**Dataset rows about figures:**
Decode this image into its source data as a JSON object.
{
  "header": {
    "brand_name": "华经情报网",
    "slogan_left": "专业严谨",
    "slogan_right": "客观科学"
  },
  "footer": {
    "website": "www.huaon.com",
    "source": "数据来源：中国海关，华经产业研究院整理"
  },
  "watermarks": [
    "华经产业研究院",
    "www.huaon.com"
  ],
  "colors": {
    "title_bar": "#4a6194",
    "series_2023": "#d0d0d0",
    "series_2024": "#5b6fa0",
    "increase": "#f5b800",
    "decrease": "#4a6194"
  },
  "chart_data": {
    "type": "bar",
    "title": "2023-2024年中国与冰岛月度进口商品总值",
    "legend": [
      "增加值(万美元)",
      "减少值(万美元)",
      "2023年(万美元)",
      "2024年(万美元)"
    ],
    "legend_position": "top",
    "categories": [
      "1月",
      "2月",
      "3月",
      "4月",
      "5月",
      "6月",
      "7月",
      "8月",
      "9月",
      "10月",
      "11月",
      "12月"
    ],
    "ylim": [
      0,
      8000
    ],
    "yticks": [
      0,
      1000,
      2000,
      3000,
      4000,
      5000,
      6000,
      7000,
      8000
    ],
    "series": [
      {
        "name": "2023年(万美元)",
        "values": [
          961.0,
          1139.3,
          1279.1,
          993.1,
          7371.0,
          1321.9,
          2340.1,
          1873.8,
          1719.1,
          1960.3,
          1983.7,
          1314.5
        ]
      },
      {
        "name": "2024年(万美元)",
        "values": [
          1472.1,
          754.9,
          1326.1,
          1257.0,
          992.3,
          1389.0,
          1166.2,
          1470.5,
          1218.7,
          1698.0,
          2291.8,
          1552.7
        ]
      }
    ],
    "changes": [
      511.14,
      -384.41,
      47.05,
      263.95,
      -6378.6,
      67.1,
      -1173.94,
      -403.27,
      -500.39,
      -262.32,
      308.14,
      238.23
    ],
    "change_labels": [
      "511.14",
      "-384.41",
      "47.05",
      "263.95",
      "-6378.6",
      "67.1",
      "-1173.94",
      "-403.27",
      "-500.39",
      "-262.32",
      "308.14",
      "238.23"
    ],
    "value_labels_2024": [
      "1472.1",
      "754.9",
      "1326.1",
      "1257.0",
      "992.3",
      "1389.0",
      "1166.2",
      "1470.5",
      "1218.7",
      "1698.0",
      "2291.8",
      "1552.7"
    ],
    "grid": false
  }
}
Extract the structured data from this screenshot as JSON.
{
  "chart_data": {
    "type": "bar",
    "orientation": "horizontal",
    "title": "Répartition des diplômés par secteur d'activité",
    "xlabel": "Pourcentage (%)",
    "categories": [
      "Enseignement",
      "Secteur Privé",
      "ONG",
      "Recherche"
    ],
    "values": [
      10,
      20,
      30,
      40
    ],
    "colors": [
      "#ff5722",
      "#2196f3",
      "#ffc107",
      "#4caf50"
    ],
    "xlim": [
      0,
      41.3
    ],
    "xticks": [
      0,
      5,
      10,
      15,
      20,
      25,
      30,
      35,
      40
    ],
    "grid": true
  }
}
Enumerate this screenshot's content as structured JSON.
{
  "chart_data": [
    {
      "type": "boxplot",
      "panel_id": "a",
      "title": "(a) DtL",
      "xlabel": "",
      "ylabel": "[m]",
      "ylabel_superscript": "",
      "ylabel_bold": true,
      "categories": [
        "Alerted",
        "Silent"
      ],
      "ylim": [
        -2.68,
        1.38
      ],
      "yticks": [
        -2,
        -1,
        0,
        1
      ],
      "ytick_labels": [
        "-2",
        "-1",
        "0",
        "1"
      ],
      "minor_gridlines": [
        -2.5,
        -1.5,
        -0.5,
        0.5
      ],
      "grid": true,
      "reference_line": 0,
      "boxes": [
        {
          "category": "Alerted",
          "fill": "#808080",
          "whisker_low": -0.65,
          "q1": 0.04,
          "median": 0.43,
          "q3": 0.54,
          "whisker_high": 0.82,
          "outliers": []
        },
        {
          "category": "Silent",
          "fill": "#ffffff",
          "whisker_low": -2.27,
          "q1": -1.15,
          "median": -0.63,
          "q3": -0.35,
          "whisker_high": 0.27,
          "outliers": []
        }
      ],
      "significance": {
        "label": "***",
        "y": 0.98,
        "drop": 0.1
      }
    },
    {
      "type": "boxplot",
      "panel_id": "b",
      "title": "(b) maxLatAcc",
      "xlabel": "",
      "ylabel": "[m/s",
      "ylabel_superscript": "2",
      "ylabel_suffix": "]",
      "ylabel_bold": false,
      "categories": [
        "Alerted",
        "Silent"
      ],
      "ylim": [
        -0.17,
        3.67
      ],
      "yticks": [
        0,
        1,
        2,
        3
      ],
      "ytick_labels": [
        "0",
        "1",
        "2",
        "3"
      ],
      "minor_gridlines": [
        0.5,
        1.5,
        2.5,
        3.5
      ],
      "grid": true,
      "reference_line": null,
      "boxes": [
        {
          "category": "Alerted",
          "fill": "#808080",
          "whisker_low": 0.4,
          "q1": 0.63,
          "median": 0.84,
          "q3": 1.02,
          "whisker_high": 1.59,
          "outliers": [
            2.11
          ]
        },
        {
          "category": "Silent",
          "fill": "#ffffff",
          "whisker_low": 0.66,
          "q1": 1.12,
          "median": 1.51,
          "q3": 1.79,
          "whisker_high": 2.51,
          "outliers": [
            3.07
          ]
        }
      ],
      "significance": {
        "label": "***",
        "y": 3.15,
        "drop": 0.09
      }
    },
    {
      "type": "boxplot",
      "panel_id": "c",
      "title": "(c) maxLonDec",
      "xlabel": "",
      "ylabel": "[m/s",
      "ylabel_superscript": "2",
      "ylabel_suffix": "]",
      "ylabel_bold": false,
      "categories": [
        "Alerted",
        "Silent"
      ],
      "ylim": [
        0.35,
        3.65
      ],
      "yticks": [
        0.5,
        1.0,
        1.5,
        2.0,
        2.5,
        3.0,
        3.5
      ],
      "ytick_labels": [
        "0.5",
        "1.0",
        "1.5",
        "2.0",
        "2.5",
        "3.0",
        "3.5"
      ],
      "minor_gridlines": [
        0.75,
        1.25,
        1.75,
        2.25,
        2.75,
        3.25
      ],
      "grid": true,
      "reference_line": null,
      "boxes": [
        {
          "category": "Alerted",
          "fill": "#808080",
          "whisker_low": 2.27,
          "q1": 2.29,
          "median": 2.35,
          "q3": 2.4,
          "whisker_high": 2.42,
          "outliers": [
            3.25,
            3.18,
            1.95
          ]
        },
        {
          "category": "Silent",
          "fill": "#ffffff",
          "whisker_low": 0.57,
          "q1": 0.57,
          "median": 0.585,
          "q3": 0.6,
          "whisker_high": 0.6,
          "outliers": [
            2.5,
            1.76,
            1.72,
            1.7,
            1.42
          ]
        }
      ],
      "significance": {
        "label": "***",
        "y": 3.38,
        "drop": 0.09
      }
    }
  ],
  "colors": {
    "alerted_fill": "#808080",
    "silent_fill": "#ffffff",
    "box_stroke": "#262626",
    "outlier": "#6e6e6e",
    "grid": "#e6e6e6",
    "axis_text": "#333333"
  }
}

**Task instructions:**
Give all the entries again exactly; leave none out.

**Exercise result:**
Decode this image into its source data as a JSON object.
{
  "header": {
    "brand_name": "华经情报网",
    "slogan_left": "专业严谨",
    "slogan_right": "客观科学"
  },
  "footer": {
    "website": "www.huaon.com",
    "source": "数据来源：中国海关，华经产业研究院整理"
  },
  "watermarks": [
    "华经产业研究院",
    "www.huaon.com"
  ],
  "colors": {
    "title_bar": "#4a6194",
    "series_2023": "#d0d0d0",
    "series_2024": "#5b6fa0",
    "increase": "#f5b800",
    "decrease": "#4a6194"
  },
  "chart_data": {
    "type": "bar",
    "title": "2023-2024年中国与冰岛月度进口商品总值",
    "legend": [
      "增加值(万美元)",
      "减少值(万美元)",
      "2023年(万美元)",
      "2024年(万美元)"
    ],
    "legend_position": "top",
    "categories": [
      "1月",
      "2月",
      "3月",
      "4月",
      "5月",
      "6月",
      "7月",
      "8月",
      "9月",
      "10月",
      "11月",
      "12月"
    ],
    "ylim": [
      0,
      8000
    ],
    "yticks": [
      0,
      1000,
      2000,
      3000,
      4000,
      5000,
      6000,
      7000,
      8000
    ],
    "series": [
      {
        "name": "2023年(万美元)",
        "values": [
          961.0,
          1139.3,
          1279.1,
          993.1,
          7371.0,
          1321.9,
          2340.1,
          1873.8,
          1719.1,
          1960.3,
          1983.7,
          1314.5
        ]
      },
      {
        "name": "2024年(万美元)",
        "values": [
          1472.1,
          754.9,
          1326.1,
          1257.0,
          992.3,
          1389.0,
          1166.2,
          1470.5,
          1218.7,
          1698.0,
          2291.8,
          1552.7
        ]
      }
    ],
    "changes": [
      511.14,
      -384.41,
      47.05,
      263.95,
      -6378.6,
      67.1,
      -1173.94,
      -403.27,
      -500.39,
      -262.32,
      308.14,
      238.23
    ],
    "change_labels": [
      "511.14",
      "-384.41",
      "47.05",
      "263.95",
      "-6378.6",
      "67.1",
      "-1173.94",
      "-403.27",
      "-500.39",
      "-262.32",
      "308.14",
      "238.23"
    ],
    "value_labels_2024": [
      "1472.1",
      "754.9",
      "1326.1",
      "1257.0",
      "992.3",
      "1389.0",
      "1166.2",
      "1470.5",
      "1218.7",
      "1698.0",
      "2291.8",
      "1552.7"
    ],
    "grid": false
  }
}
Extract the structured data from this screenshot as JSON.
{
  "chart_data": {
    "type": "bar",
    "orientation": "horizontal",
    "title": "Répartition des diplômés par secteur d'activité",
    "xlabel": "Pourcentage (%)",
    "categories": [
      "Enseignement",
      "Secteur Privé",
      "ONG",
      "Recherche"
    ],
    "values": [
      10,
      20,
      30,
      40
    ],
    "colors": [
      "#ff5722",
      "#2196f3",
      "#ffc107",
      "#4caf50"
    ],
    "xlim": [
      0,
      41.3
    ],
    "xticks": [
      0,
      5,
      10,
      15,
      20,
      25,
      30,
      35,
      40
    ],
    "grid": true
  }
}
Enumerate this screenshot's content as structured JSON.
{
  "chart_data": [
    {
      "type": "boxplot",
      "panel_id": "a",
      "title": "(a) DtL",
      "xlabel": "",
      "ylabel": "[m]",
      "ylabel_superscript": "",
      "ylabel_bold": true,
      "categories": [
        "Alerted",
        "Silent"
      ],
      "ylim": [
        -2.68,
        1.38
      ],
      "yticks": [
        -2,
        -1,
        0,
        1
      ],
      "ytick_labels": [
        "-2",
        "-1",
        "0",
        "1"
      ],
      "minor_gridlines": [
        -2.5,
        -1.5,
        -0.5,
        0.5
      ],
      "grid": true,
      "reference_line": 0,
      "boxes": [
        {
          "category": "Alerted",
          "fill": "#808080",
          "whisker_low": -0.65,
          "q1": 0.04,
          "median": 0.43,
          "q3": 0.54,
          "whisker_high": 0.82,
          "outliers": []
        },
        {
          "category": "Silent",
          "fill": "#ffffff",
          "whisker_low": -2.27,
          "q1": -1.15,
          "median": -0.63,
          "q3": -0.35,
          "whisker_high": 0.27,
          "outliers": []
        }
      ],
      "significance": {
        "label": "***",
        "y": 0.98,
        "drop": 0.1
      }
    },
    {
      "type": "boxplot",
      "panel_id": "b",
      "title": "(b) maxLatAcc",
      "xlabel": "",
      "ylabel": "[m/s",
      "ylabel_superscript": "2",
      "ylabel_suffix": "]",
      "ylabel_bold": false,
      "categories": [
        "Alerted",
        "Silent"
      ],
      "ylim": [
        -0.17,
        3.67
      ],
      "yticks": [
        0,
        1,
        2,
        3
      ],
      "ytick_labels": [
        "0",
        "1",
        "2",
        "3"
      ],
      "minor_gridlines": [
        0.5,
        1.5,
        2.5,
        3.5
      ],
      "grid": true,
      "reference_line": null,
      "boxes": [
        {
          "category": "Alerted",
          "fill": "#808080",
          "whisker_low": 0.4,
          "q1": 0.63,
          "median": 0.84,
          "q3": 1.02,
          "whisker_high": 1.59,
          "outliers": [
            2.11
          ]
        },
        {
          "category": "Silent",
          "fill": "#ffffff",
          "whisker_low": 0.66,
          "q1": 1.12,
          "median": 1.51,
          "q3": 1.79,
          "whisker_high": 2.51,
          "outliers": [
            3.07
          ]
        }
      ],
      "significance": {
        "label": "***",
        "y": 3.15,
        "drop": 0.09
      }
    },
    {
      "type": "boxplot",
      "panel_id": "c",
      "title": "(c) maxLonDec",
      "xlabel": "",
      "ylabel": "[m/s",
      "ylabel_superscript": "2",
      "ylabel_suffix": "]",
      "ylabel_bold": false,
      "categories": [
        "Alerted",
        "Silent"
      ],
      "ylim": [
        0.35,
        3.65
      ],
      "yticks": [
        0.5,
        1.0,
        1.5,
        2.0,
        2.5,
        3.0,
        3.5
      ],
      "ytick_labels": [
        "0.5",
        "1.0",
        "1.5",
        "2.0",
        "2.5",
        "3.0",
        "3.5"
      ],
      "minor_gridlines": [
        0.75,
        1.25,
        1.75,
        2.25,
        2.75,
        3.25
      ],
      "grid": true,
      "reference_line": null,
      "boxes": [
        {
          "category": "Alerted",
          "fill": "#808080",
          "whisker_low": 2.27,
          "q1": 2.29,
          "median": 2.35,
          "q3": 2.4,
          "whisker_high": 2.42,
          "outliers": [
            3.25,
            3.18,
            1.95
          ]
        },
        {
          "category": "Silent",
          "fill": "#ffffff",
          "whisker_low": 0.57,
          "q1": 0.57,
          "median": 0.585,
          "q3": 0.6,
          "whisker_high": 0.6,
          "outliers": [
            2.5,
            1.76,
            1.72,
            1.7,
            1.42
          ]
        }
      ],
      "significance": {
        "label": "***",
        "y": 3.38,
        "drop": 0.09
      }
    }
  ],
  "colors": {
    "alerted_fill": "#808080",
    "silent_fill": "#ffffff",
    "box_stroke": "#262626",
    "outlier": "#6e6e6e",
    "grid": "#e6e6e6",
    "axis_text": "#333333"
  }
}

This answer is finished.